Written exercise: Work out the number of lines in the listing that include the string "JSON". Reply with that number alone.

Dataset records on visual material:
--- BEGIN ---
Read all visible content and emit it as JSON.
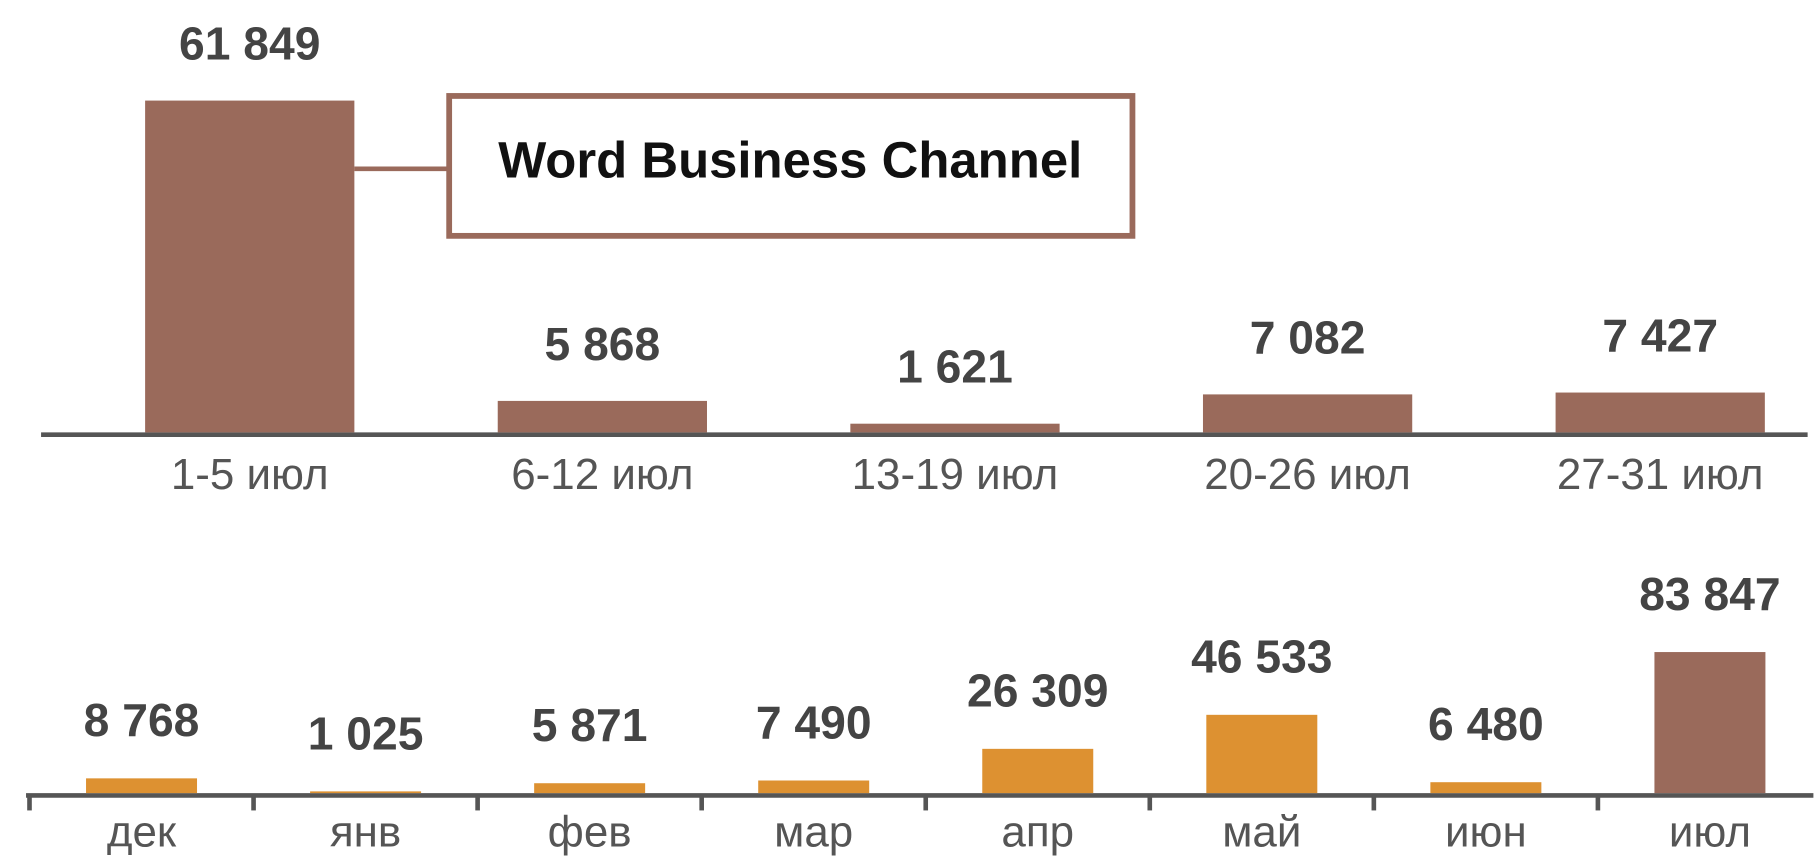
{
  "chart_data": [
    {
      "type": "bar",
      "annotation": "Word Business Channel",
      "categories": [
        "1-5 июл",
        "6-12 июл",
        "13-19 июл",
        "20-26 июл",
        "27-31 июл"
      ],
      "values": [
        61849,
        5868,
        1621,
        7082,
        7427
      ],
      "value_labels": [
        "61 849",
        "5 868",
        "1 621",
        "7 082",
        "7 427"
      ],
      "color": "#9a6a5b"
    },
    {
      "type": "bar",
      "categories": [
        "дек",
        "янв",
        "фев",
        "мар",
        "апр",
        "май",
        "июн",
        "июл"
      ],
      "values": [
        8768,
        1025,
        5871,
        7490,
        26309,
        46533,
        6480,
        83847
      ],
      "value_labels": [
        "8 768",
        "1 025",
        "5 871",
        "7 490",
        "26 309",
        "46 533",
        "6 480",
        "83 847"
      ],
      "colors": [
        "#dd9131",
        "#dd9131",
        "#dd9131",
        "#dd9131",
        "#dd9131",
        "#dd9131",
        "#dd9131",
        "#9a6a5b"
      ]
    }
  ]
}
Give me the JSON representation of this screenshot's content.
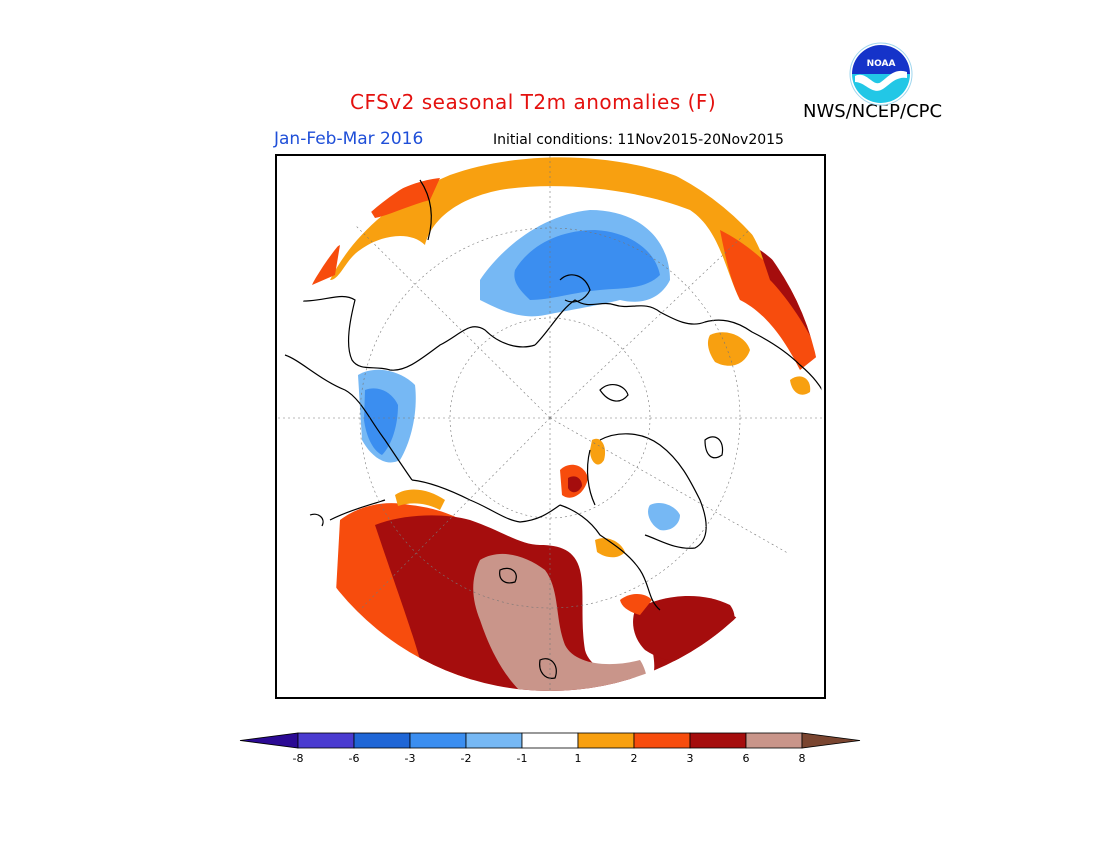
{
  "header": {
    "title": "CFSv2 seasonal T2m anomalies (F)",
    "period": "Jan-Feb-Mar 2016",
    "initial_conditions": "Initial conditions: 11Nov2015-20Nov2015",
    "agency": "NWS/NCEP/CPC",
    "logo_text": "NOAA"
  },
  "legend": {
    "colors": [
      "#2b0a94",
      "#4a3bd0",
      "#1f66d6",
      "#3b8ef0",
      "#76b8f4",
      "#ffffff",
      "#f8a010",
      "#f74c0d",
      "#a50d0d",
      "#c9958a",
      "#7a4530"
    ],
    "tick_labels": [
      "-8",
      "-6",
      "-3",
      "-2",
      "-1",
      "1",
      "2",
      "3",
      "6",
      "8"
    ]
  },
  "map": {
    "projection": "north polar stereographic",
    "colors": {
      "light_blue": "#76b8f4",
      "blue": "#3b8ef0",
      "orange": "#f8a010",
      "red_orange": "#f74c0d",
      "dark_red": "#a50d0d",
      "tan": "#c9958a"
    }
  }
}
--- END ---
Solution to this problem: 2